* [WORK TO COMPLETE] Identify and copy all lines of the material where the string "sijoitusaika" is found.
-=-=-=-=-
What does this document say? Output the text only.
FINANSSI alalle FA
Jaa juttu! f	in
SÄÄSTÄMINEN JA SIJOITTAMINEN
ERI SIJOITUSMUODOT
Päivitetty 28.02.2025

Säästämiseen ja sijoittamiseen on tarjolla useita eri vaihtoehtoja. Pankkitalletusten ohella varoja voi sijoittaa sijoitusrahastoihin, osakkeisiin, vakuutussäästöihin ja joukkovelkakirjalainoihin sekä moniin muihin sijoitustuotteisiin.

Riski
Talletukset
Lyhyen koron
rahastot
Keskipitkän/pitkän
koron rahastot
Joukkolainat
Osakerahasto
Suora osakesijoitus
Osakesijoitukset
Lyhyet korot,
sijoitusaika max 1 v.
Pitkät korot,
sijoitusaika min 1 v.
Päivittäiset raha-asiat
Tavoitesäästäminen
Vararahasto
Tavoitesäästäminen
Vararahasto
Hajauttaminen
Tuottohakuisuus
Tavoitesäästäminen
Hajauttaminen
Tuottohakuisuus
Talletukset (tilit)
-=-=-=-=-
* [SOLUTION BELOW]
sijoitusaika max 1 v.
sijoitusaika min 1 v.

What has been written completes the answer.